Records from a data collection
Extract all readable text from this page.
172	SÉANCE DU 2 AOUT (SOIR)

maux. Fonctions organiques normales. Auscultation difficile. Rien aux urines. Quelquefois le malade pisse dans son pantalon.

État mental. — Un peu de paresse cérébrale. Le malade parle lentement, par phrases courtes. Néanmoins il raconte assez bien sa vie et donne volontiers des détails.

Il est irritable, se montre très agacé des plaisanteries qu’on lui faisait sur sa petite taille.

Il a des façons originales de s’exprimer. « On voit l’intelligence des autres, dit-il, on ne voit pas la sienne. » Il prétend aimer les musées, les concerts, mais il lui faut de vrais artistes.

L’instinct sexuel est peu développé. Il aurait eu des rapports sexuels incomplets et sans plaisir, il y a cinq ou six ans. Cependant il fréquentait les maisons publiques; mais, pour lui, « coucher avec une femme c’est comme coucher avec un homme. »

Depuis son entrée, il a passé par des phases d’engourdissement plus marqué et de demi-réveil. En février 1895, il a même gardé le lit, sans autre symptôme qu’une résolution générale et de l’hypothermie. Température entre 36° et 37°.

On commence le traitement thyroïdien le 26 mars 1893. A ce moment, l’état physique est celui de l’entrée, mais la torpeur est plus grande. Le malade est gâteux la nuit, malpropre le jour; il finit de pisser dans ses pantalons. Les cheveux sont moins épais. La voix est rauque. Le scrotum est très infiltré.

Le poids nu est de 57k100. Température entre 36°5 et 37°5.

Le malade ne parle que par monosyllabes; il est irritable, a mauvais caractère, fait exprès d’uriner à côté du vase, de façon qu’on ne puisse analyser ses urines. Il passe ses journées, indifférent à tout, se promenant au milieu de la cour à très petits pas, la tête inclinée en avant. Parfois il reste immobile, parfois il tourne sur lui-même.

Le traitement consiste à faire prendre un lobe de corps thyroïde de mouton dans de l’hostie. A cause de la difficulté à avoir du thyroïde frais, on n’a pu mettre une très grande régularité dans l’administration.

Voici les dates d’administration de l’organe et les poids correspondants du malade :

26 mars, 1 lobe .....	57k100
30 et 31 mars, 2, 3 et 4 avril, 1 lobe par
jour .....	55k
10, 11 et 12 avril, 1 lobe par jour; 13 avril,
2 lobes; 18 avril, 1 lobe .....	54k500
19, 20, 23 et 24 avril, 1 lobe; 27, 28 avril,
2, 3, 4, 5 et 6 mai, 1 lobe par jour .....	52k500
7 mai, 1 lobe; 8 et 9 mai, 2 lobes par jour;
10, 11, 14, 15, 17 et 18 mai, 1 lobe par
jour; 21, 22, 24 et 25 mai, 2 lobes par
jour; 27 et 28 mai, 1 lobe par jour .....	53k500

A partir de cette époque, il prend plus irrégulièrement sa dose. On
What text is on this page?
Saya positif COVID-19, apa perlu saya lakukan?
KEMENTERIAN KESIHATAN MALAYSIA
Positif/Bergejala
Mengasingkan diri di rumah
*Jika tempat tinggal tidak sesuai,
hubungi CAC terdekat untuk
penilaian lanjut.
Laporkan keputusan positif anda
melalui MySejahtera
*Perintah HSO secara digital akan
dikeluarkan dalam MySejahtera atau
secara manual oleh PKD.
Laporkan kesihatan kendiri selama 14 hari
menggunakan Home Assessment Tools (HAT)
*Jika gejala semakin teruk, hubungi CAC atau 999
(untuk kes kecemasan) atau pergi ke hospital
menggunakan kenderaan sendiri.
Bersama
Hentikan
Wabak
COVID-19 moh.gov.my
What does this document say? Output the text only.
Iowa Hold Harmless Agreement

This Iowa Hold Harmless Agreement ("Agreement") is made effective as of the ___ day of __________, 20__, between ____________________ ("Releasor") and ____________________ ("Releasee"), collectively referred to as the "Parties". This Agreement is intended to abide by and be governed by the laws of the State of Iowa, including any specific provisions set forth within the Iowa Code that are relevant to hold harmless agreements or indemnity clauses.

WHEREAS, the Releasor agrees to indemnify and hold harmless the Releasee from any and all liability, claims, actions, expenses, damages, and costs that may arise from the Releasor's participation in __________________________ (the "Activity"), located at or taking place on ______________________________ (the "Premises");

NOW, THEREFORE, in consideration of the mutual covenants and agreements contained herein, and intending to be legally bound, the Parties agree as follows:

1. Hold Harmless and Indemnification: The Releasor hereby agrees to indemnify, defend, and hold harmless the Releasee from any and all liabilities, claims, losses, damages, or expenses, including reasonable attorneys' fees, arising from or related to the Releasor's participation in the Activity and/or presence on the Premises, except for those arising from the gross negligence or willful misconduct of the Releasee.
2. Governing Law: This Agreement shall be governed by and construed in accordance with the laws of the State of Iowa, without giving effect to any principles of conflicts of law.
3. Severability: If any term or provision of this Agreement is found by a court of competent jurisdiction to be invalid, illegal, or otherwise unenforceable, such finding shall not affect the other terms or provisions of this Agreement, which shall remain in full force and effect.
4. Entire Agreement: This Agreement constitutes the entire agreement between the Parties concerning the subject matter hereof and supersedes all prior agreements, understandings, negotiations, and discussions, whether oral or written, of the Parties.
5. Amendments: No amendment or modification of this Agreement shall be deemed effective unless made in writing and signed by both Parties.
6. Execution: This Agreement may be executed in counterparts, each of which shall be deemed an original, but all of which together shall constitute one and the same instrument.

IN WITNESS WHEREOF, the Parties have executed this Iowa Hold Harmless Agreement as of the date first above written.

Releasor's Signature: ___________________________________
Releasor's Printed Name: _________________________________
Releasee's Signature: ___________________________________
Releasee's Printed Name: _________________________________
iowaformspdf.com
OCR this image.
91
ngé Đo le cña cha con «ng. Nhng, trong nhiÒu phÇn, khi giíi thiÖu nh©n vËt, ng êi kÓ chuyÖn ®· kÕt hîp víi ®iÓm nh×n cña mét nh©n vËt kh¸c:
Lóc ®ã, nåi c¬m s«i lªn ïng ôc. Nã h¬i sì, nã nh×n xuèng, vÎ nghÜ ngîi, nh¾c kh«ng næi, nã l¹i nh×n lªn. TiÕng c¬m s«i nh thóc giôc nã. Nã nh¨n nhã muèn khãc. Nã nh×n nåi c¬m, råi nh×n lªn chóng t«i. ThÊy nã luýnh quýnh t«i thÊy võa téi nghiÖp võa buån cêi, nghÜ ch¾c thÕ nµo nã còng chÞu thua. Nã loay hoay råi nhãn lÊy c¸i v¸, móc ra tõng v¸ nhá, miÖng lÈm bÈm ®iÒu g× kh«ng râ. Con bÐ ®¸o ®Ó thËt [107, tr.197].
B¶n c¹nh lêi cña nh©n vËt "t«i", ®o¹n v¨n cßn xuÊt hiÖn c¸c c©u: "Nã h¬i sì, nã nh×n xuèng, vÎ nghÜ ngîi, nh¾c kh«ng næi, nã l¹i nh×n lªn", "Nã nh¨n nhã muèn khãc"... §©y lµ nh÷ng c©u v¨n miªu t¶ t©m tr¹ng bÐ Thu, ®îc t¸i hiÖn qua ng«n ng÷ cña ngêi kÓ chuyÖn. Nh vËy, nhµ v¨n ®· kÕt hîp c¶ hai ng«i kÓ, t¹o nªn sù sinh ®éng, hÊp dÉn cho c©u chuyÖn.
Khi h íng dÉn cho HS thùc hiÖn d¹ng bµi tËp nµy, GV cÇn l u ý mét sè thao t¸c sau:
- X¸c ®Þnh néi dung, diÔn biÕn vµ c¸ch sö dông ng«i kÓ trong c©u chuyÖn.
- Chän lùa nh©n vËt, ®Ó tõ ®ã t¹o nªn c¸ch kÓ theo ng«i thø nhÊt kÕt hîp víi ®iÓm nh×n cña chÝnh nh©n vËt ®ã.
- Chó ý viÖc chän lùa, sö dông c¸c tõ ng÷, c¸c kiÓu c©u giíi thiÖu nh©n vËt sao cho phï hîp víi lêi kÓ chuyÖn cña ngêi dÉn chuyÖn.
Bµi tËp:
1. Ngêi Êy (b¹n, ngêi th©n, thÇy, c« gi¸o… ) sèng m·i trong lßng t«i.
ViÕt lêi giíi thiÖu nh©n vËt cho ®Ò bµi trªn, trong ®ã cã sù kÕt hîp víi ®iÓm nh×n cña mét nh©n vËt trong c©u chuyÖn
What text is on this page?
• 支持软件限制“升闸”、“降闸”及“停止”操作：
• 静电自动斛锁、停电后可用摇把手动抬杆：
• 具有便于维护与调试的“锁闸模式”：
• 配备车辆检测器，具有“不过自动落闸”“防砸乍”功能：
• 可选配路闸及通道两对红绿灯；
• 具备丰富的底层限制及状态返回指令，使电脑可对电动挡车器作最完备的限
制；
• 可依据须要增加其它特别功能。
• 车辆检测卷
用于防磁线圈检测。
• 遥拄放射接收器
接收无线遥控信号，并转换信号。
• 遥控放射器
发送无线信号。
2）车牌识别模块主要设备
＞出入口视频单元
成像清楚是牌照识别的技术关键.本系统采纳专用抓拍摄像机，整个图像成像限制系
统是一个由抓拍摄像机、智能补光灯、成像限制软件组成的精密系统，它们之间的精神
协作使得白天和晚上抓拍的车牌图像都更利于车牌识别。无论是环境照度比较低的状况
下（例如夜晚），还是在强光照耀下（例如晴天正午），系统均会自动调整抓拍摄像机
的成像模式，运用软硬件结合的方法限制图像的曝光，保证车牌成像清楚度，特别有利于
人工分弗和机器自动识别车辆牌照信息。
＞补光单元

_THE EXERCISE_. Pull every line containing "hiÖn" out of the data above.

_PROBLEM SOLUTION_.
B¶n c¹nh lêi cña nh©n vËt "t«i", ®o¹n v¨n cßn xuÊt hiÖn c¸c c©u: "Nã h¬i sì, nã nh×n xuèng, vÎ nghÜ ngîi, nh¾c kh«ng næi, nã l¹i nh×n lªn", "Nã nh¨n nhã muèn khãc"... §©y lµ nh÷ng c©u v¨n miªu t¶ t©m tr¹ng bÐ Thu, ®îc t¸i hiÖn qua ng«n ng÷ cña ngêi kÓ chuyÖn. Nh vËy, nhµ v¨n ®· kÕt hîp c¶ hai ng«i kÓ, t¹o nªn sù sinh ®éng, hÊp dÉn cho c©u chuyÖn.
Khi h íng dÉn cho HS thùc hiÖn d¹ng bµi tËp nµy, GV cÇn l u ý mét sè thao t¸c sau:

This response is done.